===== RECORDS PROVIDED =====
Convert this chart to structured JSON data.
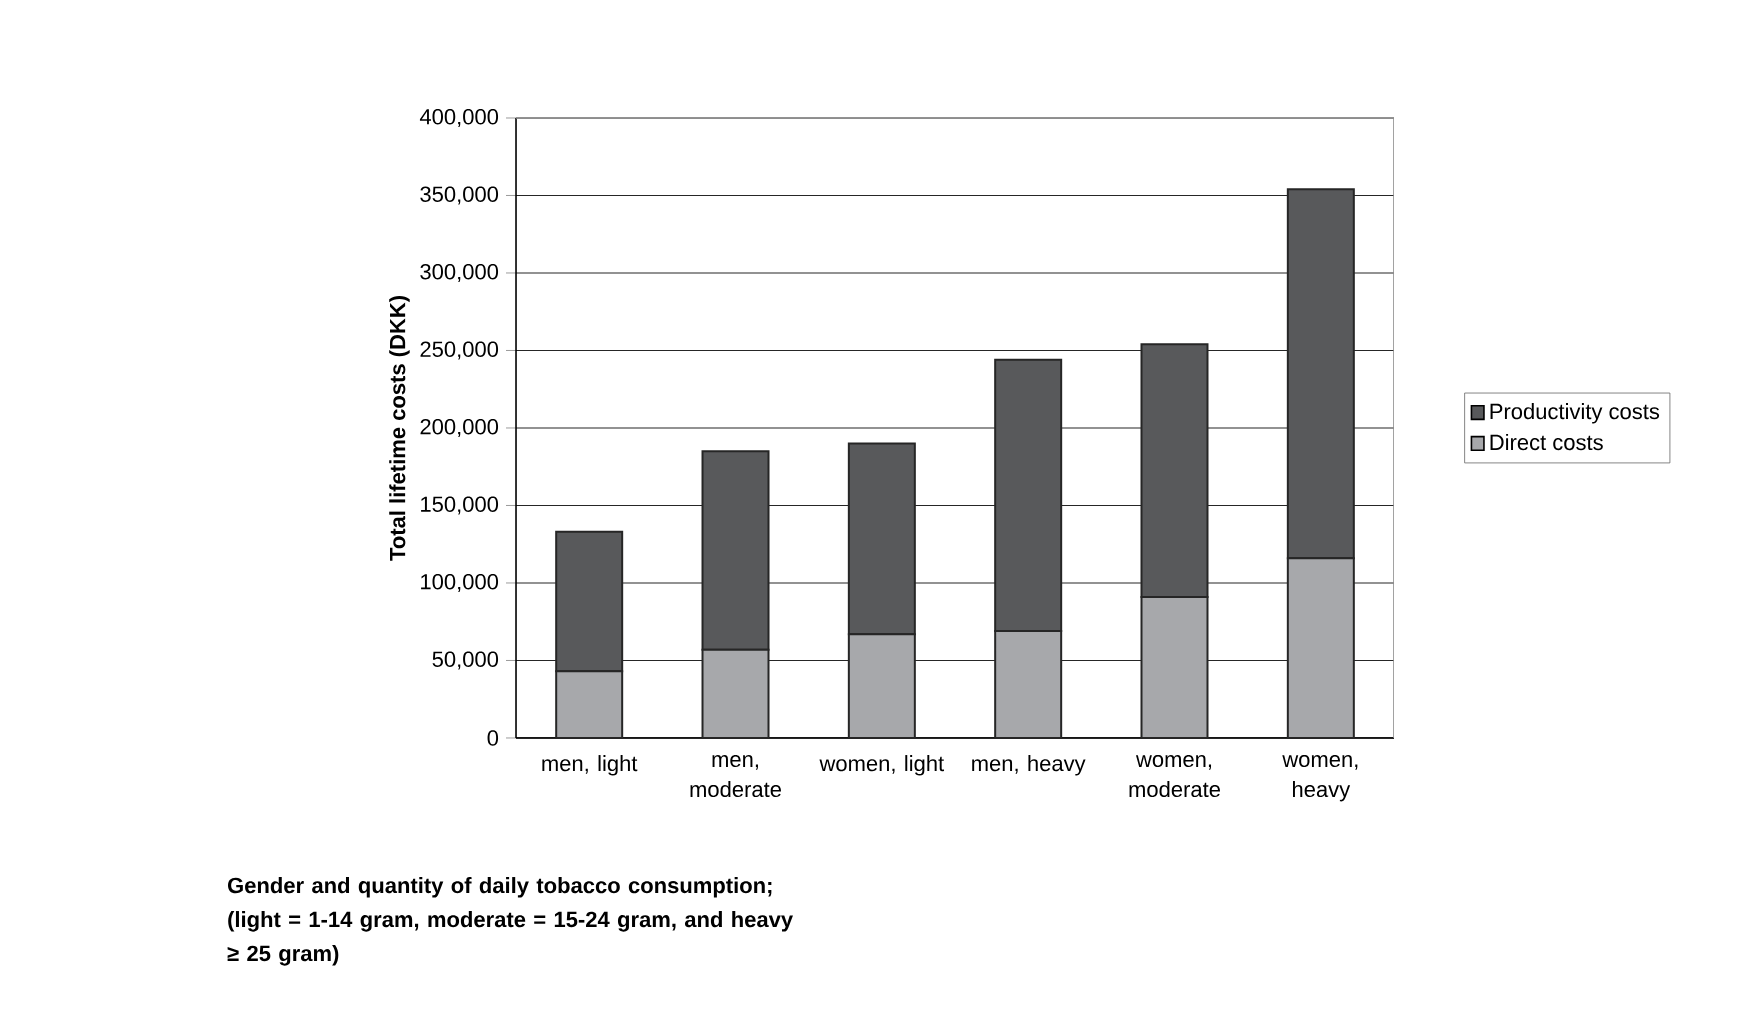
{
  "chart_data": {
    "type": "bar",
    "stacked": true,
    "categories": [
      "men, light",
      "men, moderate",
      "women, light",
      "men, heavy",
      "women, moderate",
      "women, heavy"
    ],
    "series": [
      {
        "name": "Direct costs",
        "color": "#a7a8ab",
        "values": [
          43000,
          57000,
          67000,
          69000,
          91000,
          116000
        ]
      },
      {
        "name": "Productivity costs",
        "color": "#58595b",
        "values": [
          90000,
          128000,
          123000,
          175000,
          163000,
          238000
        ]
      }
    ],
    "xlabel": "Gender and quantity of daily tobacco consumption; (light = 1-14 gram, moderate = 15-24 gram, and heavy ≥ 25 gram)",
    "ylabel": "Total lifetime costs (DKK)",
    "ylim": [
      0,
      400000
    ],
    "yticks": [
      {
        "value": 0,
        "label": "0"
      },
      {
        "value": 50000,
        "label": "50,000"
      },
      {
        "value": 100000,
        "label": "100,000"
      },
      {
        "value": 150000,
        "label": "150,000"
      },
      {
        "value": 200000,
        "label": "200,000"
      },
      {
        "value": 250000,
        "label": "250,000"
      },
      {
        "value": 300000,
        "label": "300,000"
      },
      {
        "value": 350000,
        "label": "350,000"
      },
      {
        "value": 400000,
        "label": "400,000"
      }
    ],
    "grid": "y",
    "legend": "right"
  }
}
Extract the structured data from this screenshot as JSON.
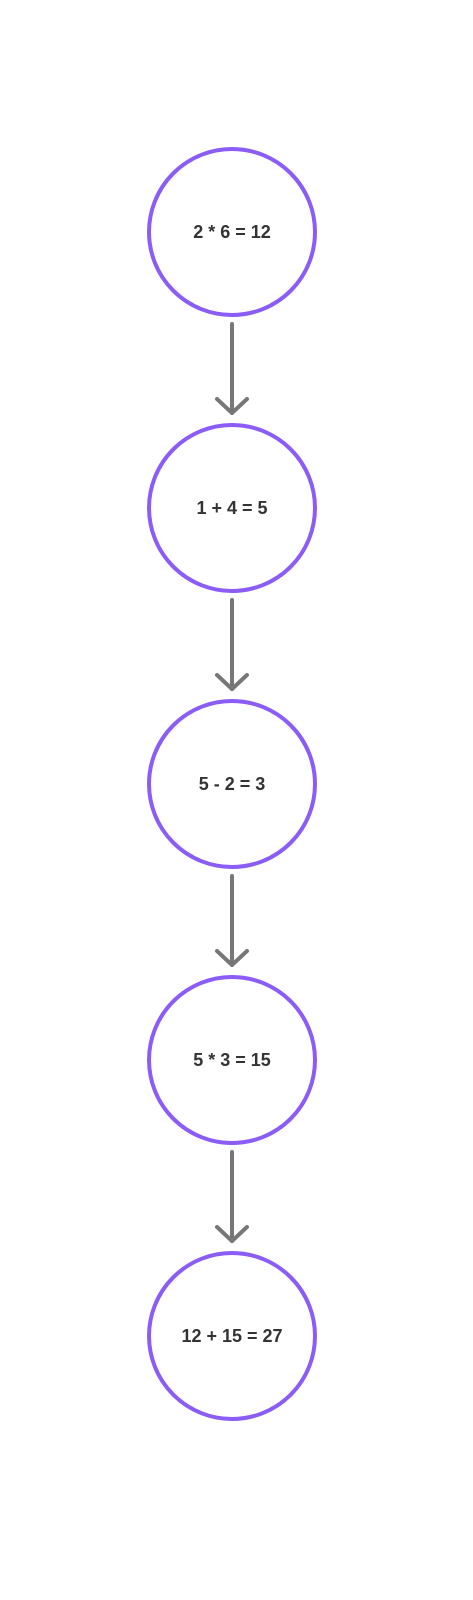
{
  "diagram": {
    "type": "flowchart",
    "colors": {
      "node_stroke": "#8b5cf6",
      "node_fill": "#ffffff",
      "edge": "#777777",
      "label": "#333333",
      "background": "#ffffff"
    },
    "nodes": [
      {
        "id": "n1",
        "label": "2 * 6 = 12"
      },
      {
        "id": "n2",
        "label": "1 + 4 = 5"
      },
      {
        "id": "n3",
        "label": "5 - 2 = 3"
      },
      {
        "id": "n4",
        "label": "5 * 3 = 15"
      },
      {
        "id": "n5",
        "label": "12 + 15 = 27"
      }
    ],
    "edges": [
      {
        "from": "n1",
        "to": "n2"
      },
      {
        "from": "n2",
        "to": "n3"
      },
      {
        "from": "n3",
        "to": "n4"
      },
      {
        "from": "n4",
        "to": "n5"
      }
    ]
  }
}
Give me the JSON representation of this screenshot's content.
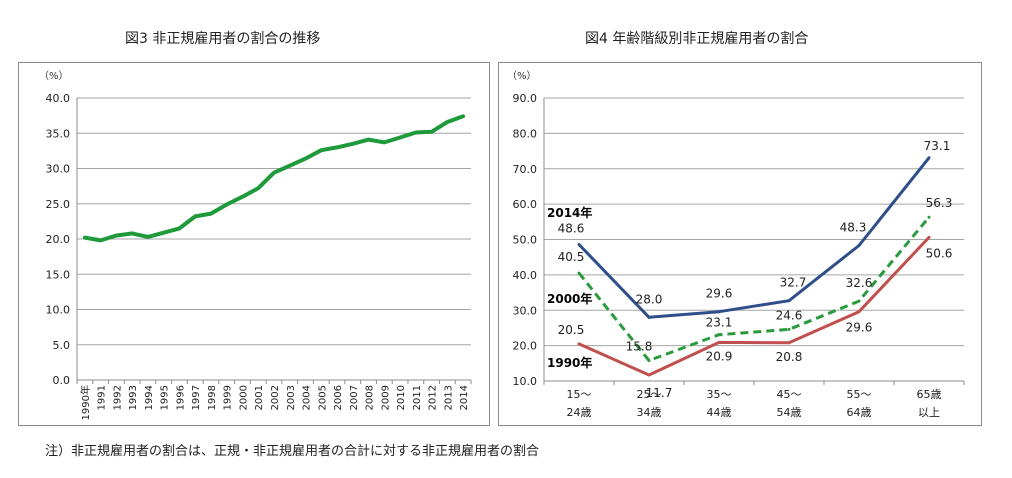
{
  "note": "注）非正規雇用者の割合は、正規・非正規雇用者の合計に対する非正規雇用者の割合",
  "chart_data": [
    {
      "type": "line",
      "title": "図3 非正規雇用者の割合の推移",
      "ylabel": "（%）",
      "ylim": [
        0,
        40
      ],
      "yticks": [
        "0.0",
        "5.0",
        "10.0",
        "15.0",
        "20.0",
        "25.0",
        "30.0",
        "35.0",
        "40.0"
      ],
      "ytick_values": [
        0,
        5,
        10,
        15,
        20,
        25,
        30,
        35,
        40
      ],
      "grid": true,
      "color": "#1e9a3a",
      "categories": [
        "1990年",
        "1991",
        "1992",
        "1993",
        "1994",
        "1995",
        "1996",
        "1997",
        "1998",
        "1999",
        "2000",
        "2001",
        "2002",
        "2003",
        "2004",
        "2005",
        "2006",
        "2007",
        "2008",
        "2009",
        "2010",
        "2011",
        "2012",
        "2013",
        "2014"
      ],
      "values": [
        20.2,
        19.8,
        20.5,
        20.8,
        20.3,
        20.9,
        21.5,
        23.2,
        23.6,
        24.9,
        26.0,
        27.2,
        29.4,
        30.4,
        31.4,
        32.6,
        33.0,
        33.5,
        34.1,
        33.7,
        34.4,
        35.1,
        35.2,
        36.6,
        37.4
      ]
    },
    {
      "type": "line",
      "title": "図4 年齢階級別非正規雇用者の割合",
      "ylabel": "（%）",
      "ylim": [
        10,
        90
      ],
      "yticks": [
        "10.0",
        "20.0",
        "30.0",
        "40.0",
        "50.0",
        "60.0",
        "70.0",
        "80.0",
        "90.0"
      ],
      "ytick_values": [
        10,
        20,
        30,
        40,
        50,
        60,
        70,
        80,
        90
      ],
      "grid": true,
      "categories": [
        [
          "15～",
          "24歳"
        ],
        [
          "25～",
          "34歳"
        ],
        [
          "35～",
          "44歳"
        ],
        [
          "45～",
          "54歳"
        ],
        [
          "55～",
          "64歳"
        ],
        [
          "65歳",
          "以上"
        ]
      ],
      "series": [
        {
          "name": "2014年",
          "color": "#2f4f8a",
          "dash": false,
          "values": [
            48.6,
            28.0,
            29.6,
            32.7,
            48.3,
            73.1
          ],
          "labels": [
            "48.6",
            "28.0",
            "29.6",
            "32.7",
            "48.3",
            "73.1"
          ]
        },
        {
          "name": "2000年",
          "color": "#2a9a3e",
          "dash": true,
          "values": [
            40.5,
            15.8,
            23.1,
            24.6,
            32.6,
            56.3
          ],
          "labels": [
            "40.5",
            "15.8",
            "23.1",
            "24.6",
            "32.6",
            "56.3"
          ]
        },
        {
          "name": "1990年",
          "color": "#c0504d",
          "dash": false,
          "values": [
            20.5,
            11.7,
            20.9,
            20.8,
            29.6,
            50.6
          ],
          "labels": [
            "20.5",
            "11.7",
            "20.9",
            "20.8",
            "29.6",
            "50.6"
          ]
        }
      ]
    }
  ]
}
=====
REQUIREMENTS
Would you mind returning each entry above word for word, skipping the images?

ANSWER FOR THE TASK
Convert this chart to structured JSON data.
{
  "chart_data": {
    "type": "bar",
    "stacked": true,
    "categories": [
      "men, light",
      "men, moderate",
      "women, light",
      "men, heavy",
      "women, moderate",
      "women, heavy"
    ],
    "series": [
      {
        "name": "Direct costs",
        "color": "#a7a8ab",
        "values": [
          43000,
          57000,
          67000,
          69000,
          91000,
          116000
        ]
      },
      {
        "name": "Productivity costs",
        "color": "#58595b",
        "values": [
          90000,
          128000,
          123000,
          175000,
          163000,
          238000
        ]
      }
    ],
    "xlabel": "Gender and quantity of daily tobacco consumption; (light = 1-14 gram, moderate = 15-24 gram, and heavy ≥ 25 gram)",
    "ylabel": "Total lifetime costs (DKK)",
    "ylim": [
      0,
      400000
    ],
    "yticks": [
      {
        "value": 0,
        "label": "0"
      },
      {
        "value": 50000,
        "label": "50,000"
      },
      {
        "value": 100000,
        "label": "100,000"
      },
      {
        "value": 150000,
        "label": "150,000"
      },
      {
        "value": 200000,
        "label": "200,000"
      },
      {
        "value": 250000,
        "label": "250,000"
      },
      {
        "value": 300000,
        "label": "300,000"
      },
      {
        "value": 350000,
        "label": "350,000"
      },
      {
        "value": 400000,
        "label": "400,000"
      }
    ],
    "grid": "y",
    "legend": "right"
  }
}
Extract the structured data from this screenshot as JSON.
{
  "diagram": {
    "type": "flowchart",
    "colors": {
      "node_stroke": "#8b5cf6",
      "node_fill": "#ffffff",
      "edge": "#777777",
      "label": "#333333",
      "background": "#ffffff"
    },
    "nodes": [
      {
        "id": "n1",
        "label": "2 * 6 = 12"
      },
      {
        "id": "n2",
        "label": "1 + 4 = 5"
      },
      {
        "id": "n3",
        "label": "5 - 2 = 3"
      },
      {
        "id": "n4",
        "label": "5 * 3 = 15"
      },
      {
        "id": "n5",
        "label": "12 + 15 = 27"
      }
    ],
    "edges": [
      {
        "from": "n1",
        "to": "n2"
      },
      {
        "from": "n2",
        "to": "n3"
      },
      {
        "from": "n3",
        "to": "n4"
      },
      {
        "from": "n4",
        "to": "n5"
      }
    ]
  }
}
Give me the JSON representation of this screenshot's content.
{
  "note": "注）非正規雇用者の割合は、正規・非正規雇用者の合計に対する非正規雇用者の割合",
  "chart_data": [
    {
      "type": "line",
      "title": "図3 非正規雇用者の割合の推移",
      "ylabel": "（%）",
      "ylim": [
        0,
        40
      ],
      "yticks": [
        "0.0",
        "5.0",
        "10.0",
        "15.0",
        "20.0",
        "25.0",
        "30.0",
        "35.0",
        "40.0"
      ],
      "ytick_values": [
        0,
        5,
        10,
        15,
        20,
        25,
        30,
        35,
        40
      ],
      "grid": true,
      "color": "#1e9a3a",
      "categories": [
        "1990年",
        "1991",
        "1992",
        "1993",
        "1994",
        "1995",
        "1996",
        "1997",
        "1998",
        "1999",
        "2000",
        "2001",
        "2002",
        "2003",
        "2004",
        "2005",
        "2006",
        "2007",
        "2008",
        "2009",
        "2010",
        "2011",
        "2012",
        "2013",
        "2014"
      ],
      "values": [
        20.2,
        19.8,
        20.5,
        20.8,
        20.3,
        20.9,
        21.5,
        23.2,
        23.6,
        24.9,
        26.0,
        27.2,
        29.4,
        30.4,
        31.4,
        32.6,
        33.0,
        33.5,
        34.1,
        33.7,
        34.4,
        35.1,
        35.2,
        36.6,
        37.4
      ]
    },
    {
      "type": "line",
      "title": "図4 年齢階級別非正規雇用者の割合",
      "ylabel": "（%）",
      "ylim": [
        10,
        90
      ],
      "yticks": [
        "10.0",
        "20.0",
        "30.0",
        "40.0",
        "50.0",
        "60.0",
        "70.0",
        "80.0",
        "90.0"
      ],
      "ytick_values": [
        10,
        20,
        30,
        40,
        50,
        60,
        70,
        80,
        90
      ],
      "grid": true,
      "categories": [
        [
          "15～",
          "24歳"
        ],
        [
          "25～",
          "34歳"
        ],
        [
          "35～",
          "44歳"
        ],
        [
          "45～",
          "54歳"
        ],
        [
          "55～",
          "64歳"
        ],
        [
          "65歳",
          "以上"
        ]
      ],
      "series": [
        {
          "name": "2014年",
          "color": "#2f4f8a",
          "dash": false,
          "values": [
            48.6,
            28.0,
            29.6,
            32.7,
            48.3,
            73.1
          ],
          "labels": [
            "48.6",
            "28.0",
            "29.6",
            "32.7",
            "48.3",
            "73.1"
          ]
        },
        {
          "name": "2000年",
          "color": "#2a9a3e",
          "dash": true,
          "values": [
            40.5,
            15.8,
            23.1,
            24.6,
            32.6,
            56.3
          ],
          "labels": [
            "40.5",
            "15.8",
            "23.1",
            "24.6",
            "32.6",
            "56.3"
          ]
        },
        {
          "name": "1990年",
          "color": "#c0504d",
          "dash": false,
          "values": [
            20.5,
            11.7,
            20.9,
            20.8,
            29.6,
            50.6
          ],
          "labels": [
            "20.5",
            "11.7",
            "20.9",
            "20.8",
            "29.6",
            "50.6"
          ]
        }
      ]
    }
  ]
}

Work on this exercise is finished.